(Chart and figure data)
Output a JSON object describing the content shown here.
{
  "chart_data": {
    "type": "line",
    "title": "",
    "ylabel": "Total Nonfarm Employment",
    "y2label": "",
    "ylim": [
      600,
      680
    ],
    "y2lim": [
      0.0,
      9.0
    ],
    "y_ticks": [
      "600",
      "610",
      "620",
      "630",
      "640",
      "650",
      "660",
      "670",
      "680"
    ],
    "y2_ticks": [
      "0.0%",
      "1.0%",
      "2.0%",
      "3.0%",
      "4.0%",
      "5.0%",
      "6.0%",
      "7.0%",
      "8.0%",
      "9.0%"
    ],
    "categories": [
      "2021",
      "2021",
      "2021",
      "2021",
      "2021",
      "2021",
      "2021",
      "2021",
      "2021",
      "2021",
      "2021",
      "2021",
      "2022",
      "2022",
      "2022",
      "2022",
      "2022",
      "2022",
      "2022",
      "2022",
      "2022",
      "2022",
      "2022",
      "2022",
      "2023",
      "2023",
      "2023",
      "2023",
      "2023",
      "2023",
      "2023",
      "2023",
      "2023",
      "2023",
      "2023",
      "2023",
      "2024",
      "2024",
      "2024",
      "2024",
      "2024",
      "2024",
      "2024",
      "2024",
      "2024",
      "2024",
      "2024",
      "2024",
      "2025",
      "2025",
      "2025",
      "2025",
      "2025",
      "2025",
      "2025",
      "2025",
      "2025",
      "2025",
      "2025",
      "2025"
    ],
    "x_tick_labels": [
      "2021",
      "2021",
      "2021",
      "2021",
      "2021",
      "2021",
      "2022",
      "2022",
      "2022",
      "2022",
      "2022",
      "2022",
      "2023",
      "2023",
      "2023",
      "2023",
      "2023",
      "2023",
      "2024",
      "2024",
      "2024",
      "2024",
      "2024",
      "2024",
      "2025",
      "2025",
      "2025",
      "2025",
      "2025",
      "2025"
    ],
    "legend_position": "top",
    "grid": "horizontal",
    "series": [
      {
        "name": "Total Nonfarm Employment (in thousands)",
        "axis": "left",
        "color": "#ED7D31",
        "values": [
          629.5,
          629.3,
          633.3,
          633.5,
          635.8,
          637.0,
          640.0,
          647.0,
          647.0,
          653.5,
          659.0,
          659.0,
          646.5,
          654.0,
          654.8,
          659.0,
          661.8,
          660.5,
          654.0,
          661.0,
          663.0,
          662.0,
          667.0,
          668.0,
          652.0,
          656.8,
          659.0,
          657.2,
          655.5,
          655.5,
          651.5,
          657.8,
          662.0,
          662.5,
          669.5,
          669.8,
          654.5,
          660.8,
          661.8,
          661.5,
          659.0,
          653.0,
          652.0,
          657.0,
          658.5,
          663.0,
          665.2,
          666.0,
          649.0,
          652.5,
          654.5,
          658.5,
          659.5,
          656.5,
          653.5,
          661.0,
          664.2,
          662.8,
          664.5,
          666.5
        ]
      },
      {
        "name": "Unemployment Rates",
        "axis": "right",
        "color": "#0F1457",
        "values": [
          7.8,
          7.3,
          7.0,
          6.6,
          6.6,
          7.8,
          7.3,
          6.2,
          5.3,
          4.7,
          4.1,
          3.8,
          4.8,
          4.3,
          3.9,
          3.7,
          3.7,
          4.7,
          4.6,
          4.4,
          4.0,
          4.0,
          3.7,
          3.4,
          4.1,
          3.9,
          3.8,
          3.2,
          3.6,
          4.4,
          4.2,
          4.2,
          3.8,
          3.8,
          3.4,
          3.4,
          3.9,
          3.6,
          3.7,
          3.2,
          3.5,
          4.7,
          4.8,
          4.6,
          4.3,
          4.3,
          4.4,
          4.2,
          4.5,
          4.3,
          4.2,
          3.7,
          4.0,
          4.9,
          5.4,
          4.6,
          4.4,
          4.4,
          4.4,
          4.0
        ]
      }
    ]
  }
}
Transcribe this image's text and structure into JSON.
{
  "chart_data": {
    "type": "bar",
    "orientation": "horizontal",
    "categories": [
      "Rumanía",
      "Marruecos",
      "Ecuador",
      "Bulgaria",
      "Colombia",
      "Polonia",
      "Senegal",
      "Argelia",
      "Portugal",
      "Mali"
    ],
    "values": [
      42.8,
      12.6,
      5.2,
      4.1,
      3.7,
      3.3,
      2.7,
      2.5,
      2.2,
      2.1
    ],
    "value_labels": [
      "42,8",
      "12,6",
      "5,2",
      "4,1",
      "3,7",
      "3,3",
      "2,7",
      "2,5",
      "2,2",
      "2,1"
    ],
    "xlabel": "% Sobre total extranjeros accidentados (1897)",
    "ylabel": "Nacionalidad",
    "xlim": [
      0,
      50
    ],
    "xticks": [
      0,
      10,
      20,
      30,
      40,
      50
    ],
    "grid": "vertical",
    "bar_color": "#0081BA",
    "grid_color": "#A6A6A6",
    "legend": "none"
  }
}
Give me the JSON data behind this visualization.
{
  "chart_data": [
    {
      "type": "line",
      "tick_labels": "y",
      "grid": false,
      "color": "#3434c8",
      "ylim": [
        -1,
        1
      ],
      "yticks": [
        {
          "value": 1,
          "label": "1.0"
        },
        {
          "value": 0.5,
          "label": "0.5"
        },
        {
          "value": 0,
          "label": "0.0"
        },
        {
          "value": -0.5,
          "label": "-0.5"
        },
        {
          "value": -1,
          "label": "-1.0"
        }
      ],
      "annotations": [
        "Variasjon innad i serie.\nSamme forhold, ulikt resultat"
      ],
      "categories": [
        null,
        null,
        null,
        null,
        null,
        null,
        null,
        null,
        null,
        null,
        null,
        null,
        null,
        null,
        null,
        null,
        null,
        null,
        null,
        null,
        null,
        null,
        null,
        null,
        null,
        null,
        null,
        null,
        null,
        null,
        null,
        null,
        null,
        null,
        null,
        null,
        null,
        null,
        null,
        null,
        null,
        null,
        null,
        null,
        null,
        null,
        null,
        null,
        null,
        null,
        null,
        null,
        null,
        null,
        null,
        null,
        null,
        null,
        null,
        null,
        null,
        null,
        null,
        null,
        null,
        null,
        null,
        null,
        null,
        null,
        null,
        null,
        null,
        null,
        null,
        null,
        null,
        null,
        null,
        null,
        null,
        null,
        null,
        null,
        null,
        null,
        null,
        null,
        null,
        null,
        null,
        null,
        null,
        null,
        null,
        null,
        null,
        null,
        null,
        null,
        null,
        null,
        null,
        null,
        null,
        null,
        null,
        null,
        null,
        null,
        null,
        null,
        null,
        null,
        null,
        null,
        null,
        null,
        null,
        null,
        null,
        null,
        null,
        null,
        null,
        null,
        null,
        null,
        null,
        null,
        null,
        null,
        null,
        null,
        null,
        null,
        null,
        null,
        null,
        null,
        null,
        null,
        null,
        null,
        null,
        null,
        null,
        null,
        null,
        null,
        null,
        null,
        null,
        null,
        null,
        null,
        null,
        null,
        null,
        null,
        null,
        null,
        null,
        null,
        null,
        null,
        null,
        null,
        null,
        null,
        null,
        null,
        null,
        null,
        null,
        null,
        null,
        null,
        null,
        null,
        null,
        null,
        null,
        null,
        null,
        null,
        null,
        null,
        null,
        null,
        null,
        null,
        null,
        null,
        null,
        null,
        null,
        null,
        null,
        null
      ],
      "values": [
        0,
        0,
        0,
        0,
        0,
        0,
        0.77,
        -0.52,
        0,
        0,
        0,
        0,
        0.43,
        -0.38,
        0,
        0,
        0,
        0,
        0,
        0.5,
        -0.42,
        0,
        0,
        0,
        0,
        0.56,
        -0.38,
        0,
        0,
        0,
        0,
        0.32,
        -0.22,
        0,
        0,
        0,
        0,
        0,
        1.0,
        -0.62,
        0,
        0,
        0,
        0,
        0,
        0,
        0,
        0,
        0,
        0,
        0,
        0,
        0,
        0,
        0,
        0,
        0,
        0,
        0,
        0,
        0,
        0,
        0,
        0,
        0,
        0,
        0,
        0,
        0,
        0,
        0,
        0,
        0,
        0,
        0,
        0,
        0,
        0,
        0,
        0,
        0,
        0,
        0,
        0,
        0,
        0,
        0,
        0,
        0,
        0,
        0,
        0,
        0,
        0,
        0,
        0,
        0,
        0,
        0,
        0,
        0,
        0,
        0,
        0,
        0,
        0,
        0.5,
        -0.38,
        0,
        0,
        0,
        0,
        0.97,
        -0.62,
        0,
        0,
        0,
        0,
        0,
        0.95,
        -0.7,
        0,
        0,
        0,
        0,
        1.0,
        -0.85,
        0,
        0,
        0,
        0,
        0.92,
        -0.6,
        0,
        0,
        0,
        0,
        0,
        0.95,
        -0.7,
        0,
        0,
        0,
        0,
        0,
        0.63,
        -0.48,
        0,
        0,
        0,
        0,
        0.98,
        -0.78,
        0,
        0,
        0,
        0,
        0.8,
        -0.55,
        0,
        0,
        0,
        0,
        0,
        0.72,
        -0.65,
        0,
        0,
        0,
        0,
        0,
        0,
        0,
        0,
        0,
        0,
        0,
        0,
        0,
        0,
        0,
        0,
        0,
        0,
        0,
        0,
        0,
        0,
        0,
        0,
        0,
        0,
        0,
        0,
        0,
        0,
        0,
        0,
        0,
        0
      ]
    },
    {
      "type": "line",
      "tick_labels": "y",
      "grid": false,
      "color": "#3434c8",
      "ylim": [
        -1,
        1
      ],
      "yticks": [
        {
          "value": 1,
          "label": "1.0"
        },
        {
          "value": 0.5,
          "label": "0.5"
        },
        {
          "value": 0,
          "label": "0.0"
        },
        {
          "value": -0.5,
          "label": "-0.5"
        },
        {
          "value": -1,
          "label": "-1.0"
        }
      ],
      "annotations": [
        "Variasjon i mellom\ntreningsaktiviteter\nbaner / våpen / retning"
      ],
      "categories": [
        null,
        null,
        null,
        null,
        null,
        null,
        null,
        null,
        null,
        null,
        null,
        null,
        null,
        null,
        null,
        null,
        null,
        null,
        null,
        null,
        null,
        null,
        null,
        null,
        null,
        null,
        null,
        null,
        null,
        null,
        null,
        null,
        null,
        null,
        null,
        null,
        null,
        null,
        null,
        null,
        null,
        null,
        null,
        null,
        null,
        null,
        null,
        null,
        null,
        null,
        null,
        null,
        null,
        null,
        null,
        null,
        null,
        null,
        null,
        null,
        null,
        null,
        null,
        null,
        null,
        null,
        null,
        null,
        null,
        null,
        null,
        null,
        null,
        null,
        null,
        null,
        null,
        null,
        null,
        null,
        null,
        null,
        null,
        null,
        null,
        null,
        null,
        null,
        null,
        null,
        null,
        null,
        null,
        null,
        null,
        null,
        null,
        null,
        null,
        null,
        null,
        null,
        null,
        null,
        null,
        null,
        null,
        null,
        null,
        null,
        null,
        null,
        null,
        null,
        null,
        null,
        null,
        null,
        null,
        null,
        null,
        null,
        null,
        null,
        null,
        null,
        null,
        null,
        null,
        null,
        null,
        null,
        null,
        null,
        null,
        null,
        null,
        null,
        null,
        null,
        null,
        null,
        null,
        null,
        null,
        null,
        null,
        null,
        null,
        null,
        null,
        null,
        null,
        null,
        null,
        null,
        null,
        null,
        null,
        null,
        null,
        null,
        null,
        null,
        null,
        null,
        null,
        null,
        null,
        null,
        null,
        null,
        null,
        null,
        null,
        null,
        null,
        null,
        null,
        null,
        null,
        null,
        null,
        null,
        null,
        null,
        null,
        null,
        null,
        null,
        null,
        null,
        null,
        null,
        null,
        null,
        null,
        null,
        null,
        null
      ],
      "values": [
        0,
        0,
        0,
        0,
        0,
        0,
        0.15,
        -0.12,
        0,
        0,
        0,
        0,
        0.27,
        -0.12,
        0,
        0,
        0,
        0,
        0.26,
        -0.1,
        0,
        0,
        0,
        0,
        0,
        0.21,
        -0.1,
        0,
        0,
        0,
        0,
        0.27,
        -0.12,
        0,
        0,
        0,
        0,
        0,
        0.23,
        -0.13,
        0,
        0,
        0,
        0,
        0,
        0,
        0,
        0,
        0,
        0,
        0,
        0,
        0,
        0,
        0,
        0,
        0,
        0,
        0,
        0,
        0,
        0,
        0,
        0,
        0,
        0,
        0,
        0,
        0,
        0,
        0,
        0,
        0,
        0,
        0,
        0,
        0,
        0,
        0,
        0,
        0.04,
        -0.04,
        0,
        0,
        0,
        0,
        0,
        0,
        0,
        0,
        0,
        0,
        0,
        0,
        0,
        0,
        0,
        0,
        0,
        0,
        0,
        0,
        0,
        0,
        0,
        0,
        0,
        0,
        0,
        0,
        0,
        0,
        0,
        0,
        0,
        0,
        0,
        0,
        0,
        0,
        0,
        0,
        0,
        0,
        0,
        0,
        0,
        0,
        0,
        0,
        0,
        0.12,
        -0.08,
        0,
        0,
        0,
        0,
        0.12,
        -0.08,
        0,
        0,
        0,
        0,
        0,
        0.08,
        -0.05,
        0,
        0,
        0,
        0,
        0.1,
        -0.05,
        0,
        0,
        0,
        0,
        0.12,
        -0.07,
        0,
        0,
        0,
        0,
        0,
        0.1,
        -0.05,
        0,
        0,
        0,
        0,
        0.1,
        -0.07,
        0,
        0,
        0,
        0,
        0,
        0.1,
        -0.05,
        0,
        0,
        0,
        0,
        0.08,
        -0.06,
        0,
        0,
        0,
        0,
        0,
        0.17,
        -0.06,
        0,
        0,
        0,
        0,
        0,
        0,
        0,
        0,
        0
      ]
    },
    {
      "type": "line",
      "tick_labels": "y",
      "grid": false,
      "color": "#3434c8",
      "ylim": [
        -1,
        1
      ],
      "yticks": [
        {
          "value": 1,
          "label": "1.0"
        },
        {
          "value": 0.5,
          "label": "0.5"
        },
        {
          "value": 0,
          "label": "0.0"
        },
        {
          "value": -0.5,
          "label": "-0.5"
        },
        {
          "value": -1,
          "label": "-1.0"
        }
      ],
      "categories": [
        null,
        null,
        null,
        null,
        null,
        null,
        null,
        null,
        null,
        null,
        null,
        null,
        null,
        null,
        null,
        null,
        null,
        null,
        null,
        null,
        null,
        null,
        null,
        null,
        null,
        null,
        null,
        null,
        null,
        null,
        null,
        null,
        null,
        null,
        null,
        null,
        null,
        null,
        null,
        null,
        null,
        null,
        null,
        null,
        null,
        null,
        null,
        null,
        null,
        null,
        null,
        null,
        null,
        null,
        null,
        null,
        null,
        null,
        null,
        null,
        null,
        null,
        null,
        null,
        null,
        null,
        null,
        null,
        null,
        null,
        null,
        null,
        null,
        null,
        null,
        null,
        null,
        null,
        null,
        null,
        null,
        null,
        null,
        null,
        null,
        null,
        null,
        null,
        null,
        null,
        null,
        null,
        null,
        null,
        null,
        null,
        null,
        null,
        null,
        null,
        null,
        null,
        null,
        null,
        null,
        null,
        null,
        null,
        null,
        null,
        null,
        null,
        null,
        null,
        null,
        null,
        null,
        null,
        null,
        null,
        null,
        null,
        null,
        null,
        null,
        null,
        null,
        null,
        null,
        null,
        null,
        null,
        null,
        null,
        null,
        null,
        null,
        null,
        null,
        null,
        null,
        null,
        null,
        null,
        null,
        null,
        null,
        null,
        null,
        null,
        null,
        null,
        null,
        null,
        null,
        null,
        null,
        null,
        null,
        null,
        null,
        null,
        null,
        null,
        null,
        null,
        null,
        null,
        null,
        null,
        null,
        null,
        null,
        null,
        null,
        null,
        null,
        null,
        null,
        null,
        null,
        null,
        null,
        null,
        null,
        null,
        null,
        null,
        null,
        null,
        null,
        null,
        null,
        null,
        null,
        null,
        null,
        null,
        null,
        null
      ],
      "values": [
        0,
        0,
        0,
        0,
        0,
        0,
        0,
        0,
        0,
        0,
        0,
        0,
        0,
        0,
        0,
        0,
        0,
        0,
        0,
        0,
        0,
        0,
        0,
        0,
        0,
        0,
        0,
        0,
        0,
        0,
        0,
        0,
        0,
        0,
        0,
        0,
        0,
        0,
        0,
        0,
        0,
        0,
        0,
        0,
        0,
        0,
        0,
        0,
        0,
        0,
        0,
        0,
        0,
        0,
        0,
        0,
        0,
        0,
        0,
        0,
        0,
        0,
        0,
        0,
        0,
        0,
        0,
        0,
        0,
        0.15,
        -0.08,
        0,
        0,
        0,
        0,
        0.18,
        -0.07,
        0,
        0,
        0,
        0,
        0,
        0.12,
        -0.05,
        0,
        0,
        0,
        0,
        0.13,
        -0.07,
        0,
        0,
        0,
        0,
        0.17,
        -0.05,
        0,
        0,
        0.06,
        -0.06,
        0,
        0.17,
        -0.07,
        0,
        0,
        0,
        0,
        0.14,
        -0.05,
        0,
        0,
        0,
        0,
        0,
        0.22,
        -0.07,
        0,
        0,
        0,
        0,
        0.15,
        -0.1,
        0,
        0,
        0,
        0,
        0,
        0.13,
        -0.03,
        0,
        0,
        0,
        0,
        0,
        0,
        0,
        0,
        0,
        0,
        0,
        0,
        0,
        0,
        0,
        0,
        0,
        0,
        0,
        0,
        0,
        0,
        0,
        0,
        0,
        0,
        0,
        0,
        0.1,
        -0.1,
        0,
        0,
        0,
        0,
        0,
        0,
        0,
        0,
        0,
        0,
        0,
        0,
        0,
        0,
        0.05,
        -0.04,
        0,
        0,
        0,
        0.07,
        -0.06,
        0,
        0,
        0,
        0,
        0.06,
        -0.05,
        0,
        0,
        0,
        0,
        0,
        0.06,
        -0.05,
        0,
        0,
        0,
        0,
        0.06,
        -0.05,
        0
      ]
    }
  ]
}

REQUIREMENTS :: Go through the data and count each line that has the word "Nonfarm", then give the total alone.

WORKED ANSWER :: 2